[Image element box records]

---------------

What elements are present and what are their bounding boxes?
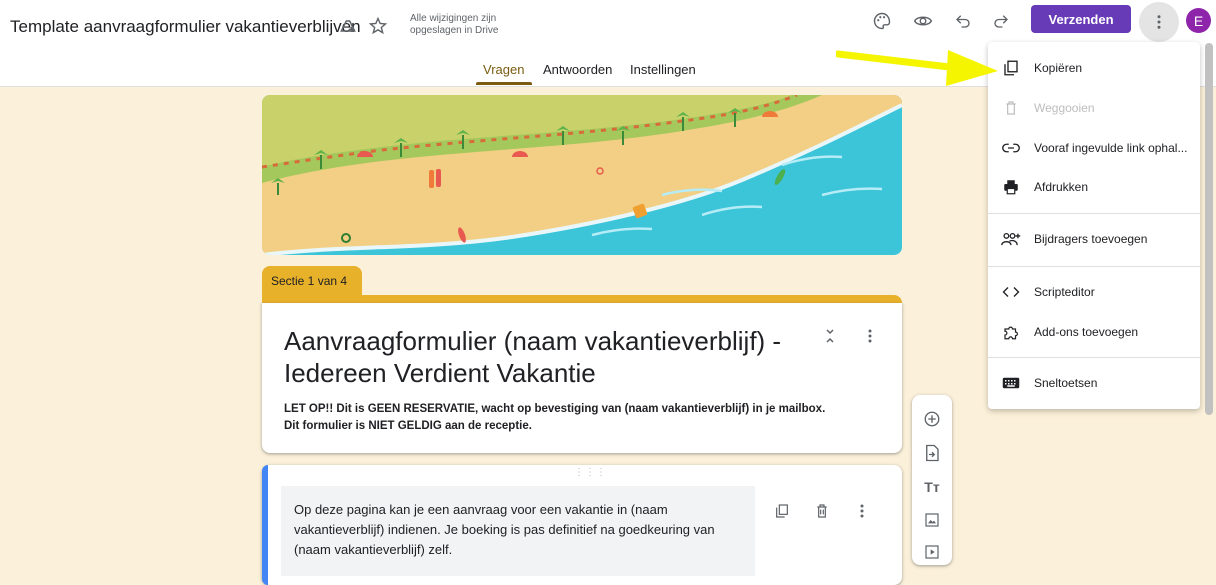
tab-instellingen[interactable]: Instellingen: [630, 62, 696, 77]
more-options-button[interactable]: [1139, 2, 1179, 42]
menu-item-label: Scripteditor: [1034, 285, 1095, 299]
keyboard-icon: [988, 376, 1034, 390]
drag-handle-icon[interactable]: ⋮⋮⋮: [574, 467, 607, 478]
menu-item-add-collaborators[interactable]: Bijdragers toevoegen: [988, 219, 1200, 259]
menu-item-label: Add-ons toevoegen: [1034, 325, 1139, 339]
question-text-field[interactable]: Op deze pagina kan je een aanvraag voor …: [281, 486, 755, 576]
form-title-card[interactable]: Aanvraagformulier (naam vakantieverblijf…: [262, 303, 902, 453]
save-status: Alle wijzigingen zijn opgeslagen in Driv…: [410, 13, 498, 37]
import-questions-icon[interactable]: [922, 443, 942, 463]
add-video-icon[interactable]: [922, 542, 942, 562]
form-description-line-1: LET OP!! Dit is GEEN RESERVATIE, wacht o…: [284, 403, 826, 415]
form-description-line-2: Dit formulier is NIET GELDIG aan de rece…: [284, 420, 532, 432]
menu-divider: [988, 266, 1200, 267]
save-status-line-2: opgeslagen in Drive: [410, 25, 499, 36]
menu-item-print[interactable]: Afdrukken: [988, 167, 1200, 207]
collapse-section-icon[interactable]: [822, 327, 838, 345]
tab-vragen[interactable]: Vragen: [483, 62, 524, 77]
page-scrollbar[interactable]: [1205, 43, 1213, 415]
menu-item-label: Afdrukken: [1034, 180, 1089, 194]
more-options-menu: Kopiëren Weggooien Vooraf ingevulde link…: [988, 42, 1200, 409]
annotation-arrow-icon: [836, 50, 998, 86]
active-card-indicator: [262, 465, 268, 585]
delete-icon[interactable]: [812, 501, 832, 521]
add-title-icon[interactable]: Tт: [922, 477, 942, 497]
star-icon[interactable]: [367, 15, 389, 37]
more-vert-icon: [1157, 15, 1161, 29]
section-more-icon[interactable]: [862, 327, 878, 345]
menu-item-addons[interactable]: Add-ons toevoegen: [988, 312, 1200, 352]
code-icon: [988, 285, 1034, 299]
floating-toolbar: Tт: [912, 395, 952, 565]
active-tab-indicator: [476, 82, 532, 85]
question-text: Op deze pagina kan je een aanvraag voor …: [294, 502, 715, 557]
menu-item-trash: Weggooien: [988, 88, 1200, 128]
form-description[interactable]: LET OP!! Dit is GEEN RESERVATIE, wacht o…: [284, 401, 884, 435]
menu-item-prefilled-link[interactable]: Vooraf ingevulde link ophal...: [988, 128, 1200, 168]
duplicate-icon[interactable]: [772, 501, 792, 521]
menu-item-label: Kopiëren: [1034, 61, 1083, 75]
add-people-icon: [988, 231, 1034, 247]
link-icon: [988, 141, 1034, 155]
document-title[interactable]: Template aanvraagformulier vakantieverbl…: [10, 17, 361, 37]
section-indicator: Sectie 1 van 4: [262, 266, 362, 296]
menu-item-shortcuts[interactable]: Sneltoetsen: [988, 363, 1200, 403]
menu-item-label: Weggooien: [1034, 101, 1095, 115]
menu-item-label: Bijdragers toevoegen: [1034, 232, 1148, 246]
print-icon: [988, 178, 1034, 196]
menu-divider: [988, 213, 1200, 214]
add-image-icon[interactable]: [922, 510, 942, 530]
undo-icon[interactable]: [951, 9, 975, 33]
move-to-folder-icon[interactable]: [337, 15, 359, 37]
palette-icon[interactable]: [870, 9, 894, 33]
menu-item-label: Vooraf ingevulde link ophal...: [1034, 141, 1188, 155]
header-image: [262, 95, 902, 255]
form-title[interactable]: Aanvraagformulier (naam vakantieverblijf…: [284, 325, 804, 389]
account-avatar[interactable]: E: [1186, 8, 1211, 33]
puzzle-icon: [988, 323, 1034, 341]
tab-antwoorden[interactable]: Antwoorden: [543, 62, 612, 77]
send-button[interactable]: Verzenden: [1031, 5, 1131, 33]
menu-item-label: Sneltoetsen: [1034, 376, 1098, 390]
eye-preview-icon[interactable]: [911, 9, 935, 33]
trash-icon: [988, 100, 1034, 116]
menu-item-copy[interactable]: Kopiëren: [988, 48, 1200, 88]
redo-icon[interactable]: [989, 9, 1013, 33]
menu-divider: [988, 357, 1200, 358]
save-status-line-1: Alle wijzigingen zijn: [410, 13, 497, 24]
menu-item-script-editor[interactable]: Scripteditor: [988, 272, 1200, 312]
question-card[interactable]: ⋮⋮⋮ Op deze pagina kan je een aanvraag v…: [262, 465, 902, 585]
add-question-icon[interactable]: [922, 409, 942, 429]
question-more-icon[interactable]: [852, 501, 872, 521]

---------------

GOAL OF THE EXERCISE
Copy out the rows without any changes, starting at the line that contains "tab-instellingen[interactable]: Instellingen: [630, 62, 696, 77]" and ending at the line that contains "save-status: Alle wijzigingen", with both of those lines included.

PROBLEM SOLUTION
tab-instellingen[interactable]: Instellingen: [630, 62, 696, 77]
more-options-button[interactable]: [1139, 2, 1179, 42]
menu-item-label: Scripteditor: [1034, 285, 1095, 299]
keyboard-icon: [988, 376, 1034, 390]
drag-handle-icon[interactable]: ⋮⋮⋮: [574, 467, 607, 478]
menu-item-add-collaborators[interactable]: Bijdragers toevoegen: [988, 219, 1200, 259]
menu-item-label: Add-ons toevoegen: [1034, 325, 1139, 339]
question-text-field[interactable]: Op deze pagina kan je een aanvraag voor …: [281, 486, 755, 576]
form-title-card[interactable]: Aanvraagformulier (naam vakantieverblijf…: [262, 303, 902, 453]
save-status: Alle wijzigingen zijn opgeslagen in Driv…: [410, 13, 498, 37]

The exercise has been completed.